In the data that follows, count each line holding the string "LightningModule"; answer with the number only.

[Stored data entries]

= = = = =

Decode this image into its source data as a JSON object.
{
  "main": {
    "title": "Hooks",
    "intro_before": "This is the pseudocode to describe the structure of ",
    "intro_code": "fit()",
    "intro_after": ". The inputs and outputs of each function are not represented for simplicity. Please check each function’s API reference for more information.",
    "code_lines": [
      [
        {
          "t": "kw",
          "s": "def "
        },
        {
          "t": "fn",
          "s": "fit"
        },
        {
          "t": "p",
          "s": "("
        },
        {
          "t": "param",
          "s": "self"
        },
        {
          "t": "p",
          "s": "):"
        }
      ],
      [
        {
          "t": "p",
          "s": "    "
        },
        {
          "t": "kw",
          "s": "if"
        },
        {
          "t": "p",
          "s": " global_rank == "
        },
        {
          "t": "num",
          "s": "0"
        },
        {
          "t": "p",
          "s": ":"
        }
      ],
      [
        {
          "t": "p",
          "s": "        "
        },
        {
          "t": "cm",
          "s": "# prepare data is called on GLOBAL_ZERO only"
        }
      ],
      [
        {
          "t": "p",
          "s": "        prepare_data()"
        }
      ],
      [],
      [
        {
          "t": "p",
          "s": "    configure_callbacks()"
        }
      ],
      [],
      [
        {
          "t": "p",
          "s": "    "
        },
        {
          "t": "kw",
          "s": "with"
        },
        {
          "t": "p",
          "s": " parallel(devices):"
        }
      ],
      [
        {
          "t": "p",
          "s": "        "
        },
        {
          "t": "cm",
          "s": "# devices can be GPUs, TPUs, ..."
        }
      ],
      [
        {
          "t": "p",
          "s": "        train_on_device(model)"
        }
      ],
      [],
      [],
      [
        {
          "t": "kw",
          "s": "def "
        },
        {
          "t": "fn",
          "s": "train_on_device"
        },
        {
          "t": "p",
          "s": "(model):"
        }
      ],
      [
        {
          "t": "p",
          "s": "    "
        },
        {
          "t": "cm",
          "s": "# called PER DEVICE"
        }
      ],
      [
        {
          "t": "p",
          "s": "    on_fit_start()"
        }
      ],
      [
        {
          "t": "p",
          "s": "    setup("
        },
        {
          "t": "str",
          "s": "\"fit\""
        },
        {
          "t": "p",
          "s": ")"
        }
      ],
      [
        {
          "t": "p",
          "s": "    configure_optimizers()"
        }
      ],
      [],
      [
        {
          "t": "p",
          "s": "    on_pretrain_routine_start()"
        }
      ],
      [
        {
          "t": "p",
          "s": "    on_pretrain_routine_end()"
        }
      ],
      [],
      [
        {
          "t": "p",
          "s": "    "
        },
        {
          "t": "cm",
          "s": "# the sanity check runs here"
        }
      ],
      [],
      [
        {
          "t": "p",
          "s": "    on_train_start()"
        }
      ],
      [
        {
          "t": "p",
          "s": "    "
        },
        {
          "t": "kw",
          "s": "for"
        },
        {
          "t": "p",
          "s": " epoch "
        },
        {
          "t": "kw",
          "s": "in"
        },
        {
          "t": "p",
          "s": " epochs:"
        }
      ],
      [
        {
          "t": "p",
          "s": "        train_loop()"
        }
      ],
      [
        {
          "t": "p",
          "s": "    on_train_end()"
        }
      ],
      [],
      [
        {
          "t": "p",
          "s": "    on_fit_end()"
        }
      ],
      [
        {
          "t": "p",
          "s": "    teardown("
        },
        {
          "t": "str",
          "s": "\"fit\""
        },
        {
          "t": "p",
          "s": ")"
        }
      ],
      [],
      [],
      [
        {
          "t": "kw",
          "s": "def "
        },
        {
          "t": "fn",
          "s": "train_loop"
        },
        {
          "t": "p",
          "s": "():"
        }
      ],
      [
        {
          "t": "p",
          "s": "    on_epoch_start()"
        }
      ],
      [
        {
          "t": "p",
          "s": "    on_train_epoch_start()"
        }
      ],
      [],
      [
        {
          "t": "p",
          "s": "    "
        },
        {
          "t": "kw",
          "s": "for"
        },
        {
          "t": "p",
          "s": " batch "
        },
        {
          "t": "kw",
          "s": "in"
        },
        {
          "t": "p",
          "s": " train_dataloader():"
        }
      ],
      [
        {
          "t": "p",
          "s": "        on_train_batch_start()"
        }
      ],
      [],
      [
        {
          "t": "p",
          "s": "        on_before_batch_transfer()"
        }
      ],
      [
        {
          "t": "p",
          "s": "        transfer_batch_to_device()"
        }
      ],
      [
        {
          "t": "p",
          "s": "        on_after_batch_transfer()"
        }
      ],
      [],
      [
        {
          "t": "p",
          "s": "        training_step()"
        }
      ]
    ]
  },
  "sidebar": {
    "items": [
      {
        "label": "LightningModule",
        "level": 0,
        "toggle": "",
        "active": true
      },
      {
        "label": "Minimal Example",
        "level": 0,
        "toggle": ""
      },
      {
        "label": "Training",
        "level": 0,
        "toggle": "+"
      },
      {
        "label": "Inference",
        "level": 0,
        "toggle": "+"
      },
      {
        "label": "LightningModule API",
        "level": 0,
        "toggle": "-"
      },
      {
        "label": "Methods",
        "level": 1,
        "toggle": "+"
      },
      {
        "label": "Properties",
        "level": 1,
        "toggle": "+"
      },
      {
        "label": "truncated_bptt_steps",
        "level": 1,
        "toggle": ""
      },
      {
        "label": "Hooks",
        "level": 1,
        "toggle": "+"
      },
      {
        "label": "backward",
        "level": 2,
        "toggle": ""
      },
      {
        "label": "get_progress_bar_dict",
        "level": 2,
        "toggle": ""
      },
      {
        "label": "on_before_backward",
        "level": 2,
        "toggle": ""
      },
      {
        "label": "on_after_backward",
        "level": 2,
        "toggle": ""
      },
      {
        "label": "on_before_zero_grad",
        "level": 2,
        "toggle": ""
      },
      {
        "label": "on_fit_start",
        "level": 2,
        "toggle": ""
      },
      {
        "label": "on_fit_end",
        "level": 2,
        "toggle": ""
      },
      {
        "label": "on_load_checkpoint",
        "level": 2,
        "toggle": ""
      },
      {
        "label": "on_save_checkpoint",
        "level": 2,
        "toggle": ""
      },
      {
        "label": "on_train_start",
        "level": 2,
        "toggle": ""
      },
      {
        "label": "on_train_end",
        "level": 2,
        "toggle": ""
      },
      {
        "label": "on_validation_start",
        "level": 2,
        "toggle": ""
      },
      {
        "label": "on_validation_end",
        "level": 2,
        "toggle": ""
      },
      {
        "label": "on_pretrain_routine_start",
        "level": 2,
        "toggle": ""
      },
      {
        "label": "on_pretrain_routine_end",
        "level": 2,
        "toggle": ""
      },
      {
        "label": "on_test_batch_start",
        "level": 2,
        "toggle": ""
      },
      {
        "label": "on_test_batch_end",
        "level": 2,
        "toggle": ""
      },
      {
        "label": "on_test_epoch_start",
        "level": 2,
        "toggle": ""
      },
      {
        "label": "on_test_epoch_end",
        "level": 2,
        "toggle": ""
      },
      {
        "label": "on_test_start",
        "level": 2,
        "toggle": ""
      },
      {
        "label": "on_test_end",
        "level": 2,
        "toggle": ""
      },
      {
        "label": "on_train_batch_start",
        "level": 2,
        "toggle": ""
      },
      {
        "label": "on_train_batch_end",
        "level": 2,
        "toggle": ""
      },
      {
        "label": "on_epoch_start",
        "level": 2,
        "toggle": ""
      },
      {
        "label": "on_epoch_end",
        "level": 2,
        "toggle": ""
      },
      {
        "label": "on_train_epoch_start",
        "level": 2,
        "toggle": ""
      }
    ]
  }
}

= = = = =

**Solution to this exercise:** 2